• **What the task requires**
Records follow. Copy every line with "Backup".

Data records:
* * * * *

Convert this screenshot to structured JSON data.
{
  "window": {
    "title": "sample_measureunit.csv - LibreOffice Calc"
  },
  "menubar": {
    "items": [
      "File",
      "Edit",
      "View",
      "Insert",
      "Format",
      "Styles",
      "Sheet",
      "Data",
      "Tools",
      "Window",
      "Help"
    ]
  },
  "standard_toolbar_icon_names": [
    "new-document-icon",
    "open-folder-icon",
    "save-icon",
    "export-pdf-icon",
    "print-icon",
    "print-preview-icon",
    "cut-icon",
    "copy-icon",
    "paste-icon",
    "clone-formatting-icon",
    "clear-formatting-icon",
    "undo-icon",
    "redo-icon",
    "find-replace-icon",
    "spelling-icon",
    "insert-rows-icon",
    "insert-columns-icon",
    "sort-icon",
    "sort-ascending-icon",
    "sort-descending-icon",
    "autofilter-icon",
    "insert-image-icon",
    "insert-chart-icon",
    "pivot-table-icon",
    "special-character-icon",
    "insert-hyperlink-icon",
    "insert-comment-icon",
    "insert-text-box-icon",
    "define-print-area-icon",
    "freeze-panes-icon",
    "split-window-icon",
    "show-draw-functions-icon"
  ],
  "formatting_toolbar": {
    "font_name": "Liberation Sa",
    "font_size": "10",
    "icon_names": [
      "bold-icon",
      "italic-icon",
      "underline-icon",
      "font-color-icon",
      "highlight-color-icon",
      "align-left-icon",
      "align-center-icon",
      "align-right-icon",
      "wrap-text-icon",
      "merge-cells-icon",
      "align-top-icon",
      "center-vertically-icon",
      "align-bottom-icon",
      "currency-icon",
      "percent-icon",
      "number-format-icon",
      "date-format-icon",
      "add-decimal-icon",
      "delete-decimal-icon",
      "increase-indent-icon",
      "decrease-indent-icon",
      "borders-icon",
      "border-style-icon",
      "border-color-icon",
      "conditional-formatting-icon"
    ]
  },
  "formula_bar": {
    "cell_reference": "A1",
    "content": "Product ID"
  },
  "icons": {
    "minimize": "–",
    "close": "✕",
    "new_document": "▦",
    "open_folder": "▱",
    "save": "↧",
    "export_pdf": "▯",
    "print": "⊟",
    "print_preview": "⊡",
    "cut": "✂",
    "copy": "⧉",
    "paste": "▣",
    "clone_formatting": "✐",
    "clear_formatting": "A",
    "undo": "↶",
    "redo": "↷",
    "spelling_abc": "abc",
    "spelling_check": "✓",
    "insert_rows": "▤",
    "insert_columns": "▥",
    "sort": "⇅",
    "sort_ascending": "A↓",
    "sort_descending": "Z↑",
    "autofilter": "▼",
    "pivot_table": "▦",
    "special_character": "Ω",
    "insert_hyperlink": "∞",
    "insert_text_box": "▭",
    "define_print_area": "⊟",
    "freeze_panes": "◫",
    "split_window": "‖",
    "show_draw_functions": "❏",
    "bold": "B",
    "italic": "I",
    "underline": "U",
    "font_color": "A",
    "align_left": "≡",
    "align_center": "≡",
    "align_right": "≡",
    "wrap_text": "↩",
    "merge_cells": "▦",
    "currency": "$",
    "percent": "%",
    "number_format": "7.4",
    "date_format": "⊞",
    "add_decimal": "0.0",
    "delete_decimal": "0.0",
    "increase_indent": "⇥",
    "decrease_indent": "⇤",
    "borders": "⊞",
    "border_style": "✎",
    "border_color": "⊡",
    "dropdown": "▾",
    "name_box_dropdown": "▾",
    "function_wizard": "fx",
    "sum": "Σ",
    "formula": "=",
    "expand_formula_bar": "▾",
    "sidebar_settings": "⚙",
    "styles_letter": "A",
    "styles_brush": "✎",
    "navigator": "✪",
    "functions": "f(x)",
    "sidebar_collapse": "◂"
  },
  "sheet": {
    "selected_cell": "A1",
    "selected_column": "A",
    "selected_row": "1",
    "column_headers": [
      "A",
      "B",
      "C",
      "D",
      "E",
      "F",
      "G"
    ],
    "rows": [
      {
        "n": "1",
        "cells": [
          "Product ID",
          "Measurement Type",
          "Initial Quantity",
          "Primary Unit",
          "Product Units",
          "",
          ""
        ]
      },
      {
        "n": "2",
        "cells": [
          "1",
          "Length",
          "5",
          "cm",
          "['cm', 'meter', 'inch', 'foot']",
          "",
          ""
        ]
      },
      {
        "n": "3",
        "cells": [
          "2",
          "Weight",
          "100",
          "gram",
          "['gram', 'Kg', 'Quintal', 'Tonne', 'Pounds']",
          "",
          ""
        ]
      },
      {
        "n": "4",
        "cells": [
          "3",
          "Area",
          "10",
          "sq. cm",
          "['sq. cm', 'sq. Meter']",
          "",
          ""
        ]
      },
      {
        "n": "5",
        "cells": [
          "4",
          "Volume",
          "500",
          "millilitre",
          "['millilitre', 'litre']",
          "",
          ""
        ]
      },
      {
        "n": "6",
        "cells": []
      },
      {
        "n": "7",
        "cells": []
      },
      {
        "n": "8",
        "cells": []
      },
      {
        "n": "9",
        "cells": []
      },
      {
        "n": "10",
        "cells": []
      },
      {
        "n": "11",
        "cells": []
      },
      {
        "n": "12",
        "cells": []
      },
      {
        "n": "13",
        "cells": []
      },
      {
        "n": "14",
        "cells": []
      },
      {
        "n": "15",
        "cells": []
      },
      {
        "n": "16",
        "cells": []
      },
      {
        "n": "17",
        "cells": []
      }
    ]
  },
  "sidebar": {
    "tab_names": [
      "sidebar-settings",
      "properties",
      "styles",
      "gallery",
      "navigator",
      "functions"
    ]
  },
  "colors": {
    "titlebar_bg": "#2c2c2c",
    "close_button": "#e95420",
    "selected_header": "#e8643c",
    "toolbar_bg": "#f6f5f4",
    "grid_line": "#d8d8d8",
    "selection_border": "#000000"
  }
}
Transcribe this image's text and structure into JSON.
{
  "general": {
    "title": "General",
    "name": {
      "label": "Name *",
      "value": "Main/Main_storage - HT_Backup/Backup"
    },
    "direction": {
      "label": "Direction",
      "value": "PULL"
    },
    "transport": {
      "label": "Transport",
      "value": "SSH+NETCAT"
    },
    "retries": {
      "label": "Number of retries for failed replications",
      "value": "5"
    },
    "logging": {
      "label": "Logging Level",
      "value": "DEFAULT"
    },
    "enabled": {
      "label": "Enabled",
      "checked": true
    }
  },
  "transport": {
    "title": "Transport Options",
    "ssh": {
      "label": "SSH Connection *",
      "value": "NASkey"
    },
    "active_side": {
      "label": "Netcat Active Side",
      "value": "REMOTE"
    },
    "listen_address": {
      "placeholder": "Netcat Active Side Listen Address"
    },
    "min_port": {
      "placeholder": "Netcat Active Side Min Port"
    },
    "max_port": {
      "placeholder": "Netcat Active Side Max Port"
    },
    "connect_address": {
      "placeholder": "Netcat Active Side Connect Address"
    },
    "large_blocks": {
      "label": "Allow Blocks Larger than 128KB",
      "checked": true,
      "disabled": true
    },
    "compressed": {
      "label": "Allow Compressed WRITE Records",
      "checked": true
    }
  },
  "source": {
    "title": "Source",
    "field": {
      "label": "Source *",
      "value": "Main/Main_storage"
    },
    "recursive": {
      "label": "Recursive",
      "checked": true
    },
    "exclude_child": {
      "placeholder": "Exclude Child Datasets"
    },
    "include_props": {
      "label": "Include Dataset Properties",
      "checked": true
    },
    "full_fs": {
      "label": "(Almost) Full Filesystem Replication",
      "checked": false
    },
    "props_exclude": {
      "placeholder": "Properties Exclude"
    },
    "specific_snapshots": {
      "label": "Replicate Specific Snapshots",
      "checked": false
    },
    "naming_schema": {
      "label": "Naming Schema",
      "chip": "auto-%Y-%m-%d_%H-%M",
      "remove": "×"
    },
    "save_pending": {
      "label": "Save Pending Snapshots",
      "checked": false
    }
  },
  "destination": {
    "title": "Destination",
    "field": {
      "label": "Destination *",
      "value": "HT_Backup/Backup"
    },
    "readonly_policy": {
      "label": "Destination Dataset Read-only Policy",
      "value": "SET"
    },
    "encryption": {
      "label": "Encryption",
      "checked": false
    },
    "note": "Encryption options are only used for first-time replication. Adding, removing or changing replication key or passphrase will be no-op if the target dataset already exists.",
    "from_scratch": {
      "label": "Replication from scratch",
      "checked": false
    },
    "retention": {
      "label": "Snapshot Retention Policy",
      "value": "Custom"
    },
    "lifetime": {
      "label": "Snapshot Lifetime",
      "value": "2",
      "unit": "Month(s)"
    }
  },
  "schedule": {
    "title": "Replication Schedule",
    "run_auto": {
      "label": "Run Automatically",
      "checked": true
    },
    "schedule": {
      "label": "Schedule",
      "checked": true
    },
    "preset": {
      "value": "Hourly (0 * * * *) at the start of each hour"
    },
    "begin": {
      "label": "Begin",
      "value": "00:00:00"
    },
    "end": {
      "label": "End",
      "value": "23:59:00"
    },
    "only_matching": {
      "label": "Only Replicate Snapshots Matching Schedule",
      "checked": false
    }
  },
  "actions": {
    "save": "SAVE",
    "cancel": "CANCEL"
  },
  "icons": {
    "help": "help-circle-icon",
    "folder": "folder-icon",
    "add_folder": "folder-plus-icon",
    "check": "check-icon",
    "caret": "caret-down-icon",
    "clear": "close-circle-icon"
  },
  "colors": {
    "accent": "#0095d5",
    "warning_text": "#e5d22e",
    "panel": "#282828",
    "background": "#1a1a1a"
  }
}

* * * * *

• **Finished task**
      "value": "Main/Main_storage - HT_Backup/Backup"
      "value": "HT_Backup/Backup"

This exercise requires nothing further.